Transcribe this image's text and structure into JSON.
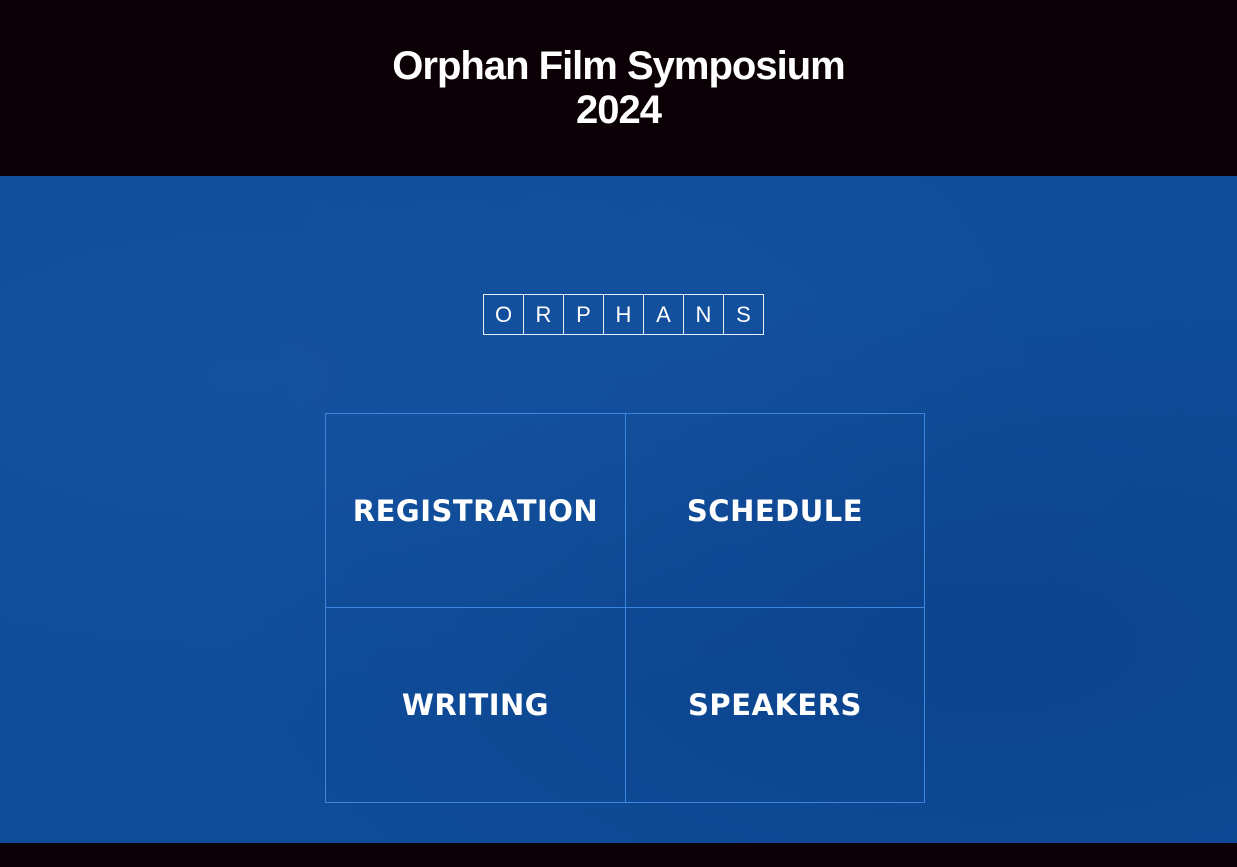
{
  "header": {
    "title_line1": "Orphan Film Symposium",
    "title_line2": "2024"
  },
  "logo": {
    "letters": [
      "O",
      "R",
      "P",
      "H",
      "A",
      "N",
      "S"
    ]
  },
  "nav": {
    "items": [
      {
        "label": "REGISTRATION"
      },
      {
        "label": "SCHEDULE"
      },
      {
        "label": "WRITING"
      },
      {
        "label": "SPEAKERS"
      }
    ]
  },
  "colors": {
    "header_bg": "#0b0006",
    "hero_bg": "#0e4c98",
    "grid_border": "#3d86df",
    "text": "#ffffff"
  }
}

Stated goal => Pictures in the records must not appear in the copy; transcribe everything else precisely.

The solution =>
Transcribe this image's text and structure into JSON.
{
  "header": {
    "title_line1": "Orphan Film Symposium",
    "title_line2": "2024"
  },
  "logo": {
    "letters": [
      "O",
      "R",
      "P",
      "H",
      "A",
      "N",
      "S"
    ]
  },
  "nav": {
    "items": [
      {
        "label": "REGISTRATION"
      },
      {
        "label": "SCHEDULE"
      },
      {
        "label": "WRITING"
      },
      {
        "label": "SPEAKERS"
      }
    ]
  },
  "colors": {
    "header_bg": "#0b0006",
    "hero_bg": "#0e4c98",
    "grid_border": "#3d86df",
    "text": "#ffffff"
  }
}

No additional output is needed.